• What you are asked to do: The listing beneath should be written out in full, exactly as shown.

• Provided data:
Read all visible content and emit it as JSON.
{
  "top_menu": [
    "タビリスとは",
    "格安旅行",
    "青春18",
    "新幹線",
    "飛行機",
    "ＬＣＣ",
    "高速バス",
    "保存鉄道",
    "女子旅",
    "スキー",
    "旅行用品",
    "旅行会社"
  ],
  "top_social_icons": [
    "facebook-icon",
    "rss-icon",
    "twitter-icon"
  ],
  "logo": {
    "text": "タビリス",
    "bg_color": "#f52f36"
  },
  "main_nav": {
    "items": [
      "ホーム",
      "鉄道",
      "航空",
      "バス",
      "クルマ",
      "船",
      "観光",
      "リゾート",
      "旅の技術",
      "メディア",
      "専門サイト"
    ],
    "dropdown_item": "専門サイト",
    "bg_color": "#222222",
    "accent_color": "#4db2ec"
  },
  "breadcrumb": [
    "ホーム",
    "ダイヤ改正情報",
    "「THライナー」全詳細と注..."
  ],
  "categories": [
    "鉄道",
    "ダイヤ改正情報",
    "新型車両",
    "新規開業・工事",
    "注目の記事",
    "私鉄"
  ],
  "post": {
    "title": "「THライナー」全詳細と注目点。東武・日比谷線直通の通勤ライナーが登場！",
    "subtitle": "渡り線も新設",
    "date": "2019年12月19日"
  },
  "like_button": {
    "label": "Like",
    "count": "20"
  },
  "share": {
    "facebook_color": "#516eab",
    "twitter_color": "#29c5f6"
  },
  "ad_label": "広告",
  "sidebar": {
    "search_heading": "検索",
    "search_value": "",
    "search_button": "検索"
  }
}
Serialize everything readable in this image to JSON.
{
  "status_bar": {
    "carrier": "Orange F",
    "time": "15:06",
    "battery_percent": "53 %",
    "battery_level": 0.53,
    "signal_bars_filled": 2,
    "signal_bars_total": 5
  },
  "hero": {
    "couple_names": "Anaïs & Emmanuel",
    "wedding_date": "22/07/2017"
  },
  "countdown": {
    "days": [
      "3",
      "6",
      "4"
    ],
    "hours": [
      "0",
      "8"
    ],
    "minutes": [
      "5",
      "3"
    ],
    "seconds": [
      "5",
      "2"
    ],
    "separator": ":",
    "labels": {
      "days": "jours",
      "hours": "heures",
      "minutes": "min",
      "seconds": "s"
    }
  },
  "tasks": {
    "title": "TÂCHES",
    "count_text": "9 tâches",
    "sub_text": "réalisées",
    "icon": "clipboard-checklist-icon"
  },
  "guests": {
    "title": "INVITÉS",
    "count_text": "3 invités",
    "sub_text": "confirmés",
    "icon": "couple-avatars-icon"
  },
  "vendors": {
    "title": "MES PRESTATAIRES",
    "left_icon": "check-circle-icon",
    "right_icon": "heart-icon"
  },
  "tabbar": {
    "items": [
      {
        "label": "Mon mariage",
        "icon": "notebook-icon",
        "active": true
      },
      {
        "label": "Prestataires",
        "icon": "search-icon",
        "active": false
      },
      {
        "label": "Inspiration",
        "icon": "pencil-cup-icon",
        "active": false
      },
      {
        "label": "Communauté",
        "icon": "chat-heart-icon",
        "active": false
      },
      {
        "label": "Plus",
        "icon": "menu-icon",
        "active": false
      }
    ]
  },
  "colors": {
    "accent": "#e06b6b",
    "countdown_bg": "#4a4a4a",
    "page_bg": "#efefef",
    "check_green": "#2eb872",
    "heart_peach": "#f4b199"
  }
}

• Task solution:
Read all visible content and emit it as JSON.
{
  "top_menu": [
    "タビリスとは",
    "格安旅行",
    "青春18",
    "新幹線",
    "飛行機",
    "ＬＣＣ",
    "高速バス",
    "保存鉄道",
    "女子旅",
    "スキー",
    "旅行用品",
    "旅行会社"
  ],
  "top_social_icons": [
    "facebook-icon",
    "rss-icon",
    "twitter-icon"
  ],
  "logo": {
    "text": "タビリス",
    "bg_color": "#f52f36"
  },
  "main_nav": {
    "items": [
      "ホーム",
      "鉄道",
      "航空",
      "バス",
      "クルマ",
      "船",
      "観光",
      "リゾート",
      "旅の技術",
      "メディア",
      "専門サイト"
    ],
    "dropdown_item": "専門サイト",
    "bg_color": "#222222",
    "accent_color": "#4db2ec"
  },
  "breadcrumb": [
    "ホーム",
    "ダイヤ改正情報",
    "「THライナー」全詳細と注..."
  ],
  "categories": [
    "鉄道",
    "ダイヤ改正情報",
    "新型車両",
    "新規開業・工事",
    "注目の記事",
    "私鉄"
  ],
  "post": {
    "title": "「THライナー」全詳細と注目点。東武・日比谷線直通の通勤ライナーが登場！",
    "subtitle": "渡り線も新設",
    "date": "2019年12月19日"
  },
  "like_button": {
    "label": "Like",
    "count": "20"
  },
  "share": {
    "facebook_color": "#516eab",
    "twitter_color": "#29c5f6"
  },
  "ad_label": "広告",
  "sidebar": {
    "search_heading": "検索",
    "search_value": "",
    "search_button": "検索"
  }
}
Serialize everything readable in this image to JSON.
{
  "status_bar": {
    "carrier": "Orange F",
    "time": "15:06",
    "battery_percent": "53 %",
    "battery_level": 0.53,
    "signal_bars_filled": 2,
    "signal_bars_total": 5
  },
  "hero": {
    "couple_names": "Anaïs & Emmanuel",
    "wedding_date": "22/07/2017"
  },
  "countdown": {
    "days": [
      "3",
      "6",
      "4"
    ],
    "hours": [
      "0",
      "8"
    ],
    "minutes": [
      "5",
      "3"
    ],
    "seconds": [
      "5",
      "2"
    ],
    "separator": ":",
    "labels": {
      "days": "jours",
      "hours": "heures",
      "minutes": "min",
      "seconds": "s"
    }
  },
  "tasks": {
    "title": "TÂCHES",
    "count_text": "9 tâches",
    "sub_text": "réalisées",
    "icon": "clipboard-checklist-icon"
  },
  "guests": {
    "title": "INVITÉS",
    "count_text": "3 invités",
    "sub_text": "confirmés",
    "icon": "couple-avatars-icon"
  },
  "vendors": {
    "title": "MES PRESTATAIRES",
    "left_icon": "check-circle-icon",
    "right_icon": "heart-icon"
  },
  "tabbar": {
    "items": [
      {
        "label": "Mon mariage",
        "icon": "notebook-icon",
        "active": true
      },
      {
        "label": "Prestataires",
        "icon": "search-icon",
        "active": false
      },
      {
        "label": "Inspiration",
        "icon": "pencil-cup-icon",
        "active": false
      },
      {
        "label": "Communauté",
        "icon": "chat-heart-icon",
        "active": false
      },
      {
        "label": "Plus",
        "icon": "menu-icon",
        "active": false
      }
    ]
  },
  "colors": {
    "accent": "#e06b6b",
    "countdown_bg": "#4a4a4a",
    "page_bg": "#efefef",
    "check_green": "#2eb872",
    "heart_peach": "#f4b199"
  }
}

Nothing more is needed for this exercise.